### [WORK REQUIRED]
Reproduce the entire listing word for word.

* Begin MATERIAL FOR THIS TASK *

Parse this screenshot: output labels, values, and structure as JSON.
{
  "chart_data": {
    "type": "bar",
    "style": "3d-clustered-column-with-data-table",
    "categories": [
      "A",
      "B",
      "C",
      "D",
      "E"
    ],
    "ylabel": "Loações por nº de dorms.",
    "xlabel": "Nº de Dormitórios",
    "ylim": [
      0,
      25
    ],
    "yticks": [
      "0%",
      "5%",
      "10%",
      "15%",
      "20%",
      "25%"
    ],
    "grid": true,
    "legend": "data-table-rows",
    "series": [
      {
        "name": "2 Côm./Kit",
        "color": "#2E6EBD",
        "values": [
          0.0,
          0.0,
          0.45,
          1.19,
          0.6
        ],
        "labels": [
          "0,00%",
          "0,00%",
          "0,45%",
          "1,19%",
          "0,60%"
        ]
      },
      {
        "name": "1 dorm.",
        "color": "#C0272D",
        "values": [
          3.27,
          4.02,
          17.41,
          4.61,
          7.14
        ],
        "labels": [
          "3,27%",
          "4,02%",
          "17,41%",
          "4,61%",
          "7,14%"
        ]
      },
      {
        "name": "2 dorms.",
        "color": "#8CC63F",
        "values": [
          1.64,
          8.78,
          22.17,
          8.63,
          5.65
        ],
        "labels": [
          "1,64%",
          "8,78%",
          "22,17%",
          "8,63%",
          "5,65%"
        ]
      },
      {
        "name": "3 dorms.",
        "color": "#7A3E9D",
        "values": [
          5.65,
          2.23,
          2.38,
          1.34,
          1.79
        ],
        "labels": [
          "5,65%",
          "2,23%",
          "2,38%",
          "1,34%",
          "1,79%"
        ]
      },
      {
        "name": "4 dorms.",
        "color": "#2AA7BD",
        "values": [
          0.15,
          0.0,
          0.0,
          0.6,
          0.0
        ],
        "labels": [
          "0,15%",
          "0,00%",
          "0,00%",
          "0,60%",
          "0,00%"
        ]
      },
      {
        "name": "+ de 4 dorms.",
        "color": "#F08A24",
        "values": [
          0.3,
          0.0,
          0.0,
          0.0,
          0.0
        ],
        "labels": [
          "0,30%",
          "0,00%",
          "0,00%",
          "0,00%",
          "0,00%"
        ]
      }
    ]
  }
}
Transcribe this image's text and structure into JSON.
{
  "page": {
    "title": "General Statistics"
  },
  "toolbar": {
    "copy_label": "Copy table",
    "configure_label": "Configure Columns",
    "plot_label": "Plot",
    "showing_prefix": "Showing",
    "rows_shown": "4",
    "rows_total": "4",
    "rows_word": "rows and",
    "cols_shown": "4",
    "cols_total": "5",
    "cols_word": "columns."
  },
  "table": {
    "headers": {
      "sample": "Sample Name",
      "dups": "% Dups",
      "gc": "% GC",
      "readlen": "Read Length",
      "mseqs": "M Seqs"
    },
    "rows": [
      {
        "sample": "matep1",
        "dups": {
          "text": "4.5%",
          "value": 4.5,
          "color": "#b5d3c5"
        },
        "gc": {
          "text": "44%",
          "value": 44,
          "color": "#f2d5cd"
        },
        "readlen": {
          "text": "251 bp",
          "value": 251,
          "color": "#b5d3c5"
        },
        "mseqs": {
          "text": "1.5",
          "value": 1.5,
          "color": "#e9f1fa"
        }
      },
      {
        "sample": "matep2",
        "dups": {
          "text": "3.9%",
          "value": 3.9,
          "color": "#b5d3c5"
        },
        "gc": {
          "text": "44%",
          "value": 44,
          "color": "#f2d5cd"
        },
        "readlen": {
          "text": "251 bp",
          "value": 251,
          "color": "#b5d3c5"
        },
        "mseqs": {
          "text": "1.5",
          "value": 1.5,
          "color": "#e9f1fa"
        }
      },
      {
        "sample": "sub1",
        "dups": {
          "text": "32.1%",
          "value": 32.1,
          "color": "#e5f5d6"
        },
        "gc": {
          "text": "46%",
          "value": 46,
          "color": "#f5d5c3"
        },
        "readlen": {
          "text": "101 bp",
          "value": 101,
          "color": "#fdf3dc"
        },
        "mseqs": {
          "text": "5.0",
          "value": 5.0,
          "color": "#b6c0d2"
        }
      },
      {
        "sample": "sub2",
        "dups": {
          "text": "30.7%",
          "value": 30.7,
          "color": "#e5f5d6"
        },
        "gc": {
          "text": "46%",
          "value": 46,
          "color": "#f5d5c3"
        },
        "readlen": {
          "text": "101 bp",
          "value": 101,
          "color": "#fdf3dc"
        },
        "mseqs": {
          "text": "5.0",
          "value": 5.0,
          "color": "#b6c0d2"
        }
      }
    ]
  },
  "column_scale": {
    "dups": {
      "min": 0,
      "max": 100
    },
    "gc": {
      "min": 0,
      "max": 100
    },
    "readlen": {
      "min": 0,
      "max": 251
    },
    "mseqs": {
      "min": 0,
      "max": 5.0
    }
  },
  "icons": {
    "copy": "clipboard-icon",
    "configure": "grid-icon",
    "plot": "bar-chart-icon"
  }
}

* End MATERIAL FOR THIS TASK *

### [RESPONSE TO THE EXERCISE]
Parse this screenshot: output labels, values, and structure as JSON.
{
  "chart_data": {
    "type": "bar",
    "style": "3d-clustered-column-with-data-table",
    "categories": [
      "A",
      "B",
      "C",
      "D",
      "E"
    ],
    "ylabel": "Loações por nº de dorms.",
    "xlabel": "Nº de Dormitórios",
    "ylim": [
      0,
      25
    ],
    "yticks": [
      "0%",
      "5%",
      "10%",
      "15%",
      "20%",
      "25%"
    ],
    "grid": true,
    "legend": "data-table-rows",
    "series": [
      {
        "name": "2 Côm./Kit",
        "color": "#2E6EBD",
        "values": [
          0.0,
          0.0,
          0.45,
          1.19,
          0.6
        ],
        "labels": [
          "0,00%",
          "0,00%",
          "0,45%",
          "1,19%",
          "0,60%"
        ]
      },
      {
        "name": "1 dorm.",
        "color": "#C0272D",
        "values": [
          3.27,
          4.02,
          17.41,
          4.61,
          7.14
        ],
        "labels": [
          "3,27%",
          "4,02%",
          "17,41%",
          "4,61%",
          "7,14%"
        ]
      },
      {
        "name": "2 dorms.",
        "color": "#8CC63F",
        "values": [
          1.64,
          8.78,
          22.17,
          8.63,
          5.65
        ],
        "labels": [
          "1,64%",
          "8,78%",
          "22,17%",
          "8,63%",
          "5,65%"
        ]
      },
      {
        "name": "3 dorms.",
        "color": "#7A3E9D",
        "values": [
          5.65,
          2.23,
          2.38,
          1.34,
          1.79
        ],
        "labels": [
          "5,65%",
          "2,23%",
          "2,38%",
          "1,34%",
          "1,79%"
        ]
      },
      {
        "name": "4 dorms.",
        "color": "#2AA7BD",
        "values": [
          0.15,
          0.0,
          0.0,
          0.6,
          0.0
        ],
        "labels": [
          "0,15%",
          "0,00%",
          "0,00%",
          "0,60%",
          "0,00%"
        ]
      },
      {
        "name": "+ de 4 dorms.",
        "color": "#F08A24",
        "values": [
          0.3,
          0.0,
          0.0,
          0.0,
          0.0
        ],
        "labels": [
          "0,30%",
          "0,00%",
          "0,00%",
          "0,00%",
          "0,00%"
        ]
      }
    ]
  }
}
Transcribe this image's text and structure into JSON.
{
  "page": {
    "title": "General Statistics"
  },
  "toolbar": {
    "copy_label": "Copy table",
    "configure_label": "Configure Columns",
    "plot_label": "Plot",
    "showing_prefix": "Showing",
    "rows_shown": "4",
    "rows_total": "4",
    "rows_word": "rows and",
    "cols_shown": "4",
    "cols_total": "5",
    "cols_word": "columns."
  },
  "table": {
    "headers": {
      "sample": "Sample Name",
      "dups": "% Dups",
      "gc": "% GC",
      "readlen": "Read Length",
      "mseqs": "M Seqs"
    },
    "rows": [
      {
        "sample": "matep1",
        "dups": {
          "text": "4.5%",
          "value": 4.5,
          "color": "#b5d3c5"
        },
        "gc": {
          "text": "44%",
          "value": 44,
          "color": "#f2d5cd"
        },
        "readlen": {
          "text": "251 bp",
          "value": 251,
          "color": "#b5d3c5"
        },
        "mseqs": {
          "text": "1.5",
          "value": 1.5,
          "color": "#e9f1fa"
        }
      },
      {
        "sample": "matep2",
        "dups": {
          "text": "3.9%",
          "value": 3.9,
          "color": "#b5d3c5"
        },
        "gc": {
          "text": "44%",
          "value": 44,
          "color": "#f2d5cd"
        },
        "readlen": {
          "text": "251 bp",
          "value": 251,
          "color": "#b5d3c5"
        },
        "mseqs": {
          "text": "1.5",
          "value": 1.5,
          "color": "#e9f1fa"
        }
      },
      {
        "sample": "sub1",
        "dups": {
          "text": "32.1%",
          "value": 32.1,
          "color": "#e5f5d6"
        },
        "gc": {
          "text": "46%",
          "value": 46,
          "color": "#f5d5c3"
        },
        "readlen": {
          "text": "101 bp",
          "value": 101,
          "color": "#fdf3dc"
        },
        "mseqs": {
          "text": "5.0",
          "value": 5.0,
          "color": "#b6c0d2"
        }
      },
      {
        "sample": "sub2",
        "dups": {
          "text": "30.7%",
          "value": 30.7,
          "color": "#e5f5d6"
        },
        "gc": {
          "text": "46%",
          "value": 46,
          "color": "#f5d5c3"
        },
        "readlen": {
          "text": "101 bp",
          "value": 101,
          "color": "#fdf3dc"
        },
        "mseqs": {
          "text": "5.0",
          "value": 5.0,
          "color": "#b6c0d2"
        }
      }
    ]
  },
  "column_scale": {
    "dups": {
      "min": 0,
      "max": 100
    },
    "gc": {
      "min": 0,
      "max": 100
    },
    "readlen": {
      "min": 0,
      "max": 251
    },
    "mseqs": {
      "min": 0,
      "max": 5.0
    }
  },
  "icons": {
    "copy": "clipboard-icon",
    "configure": "grid-icon",
    "plot": "bar-chart-icon"
  }
}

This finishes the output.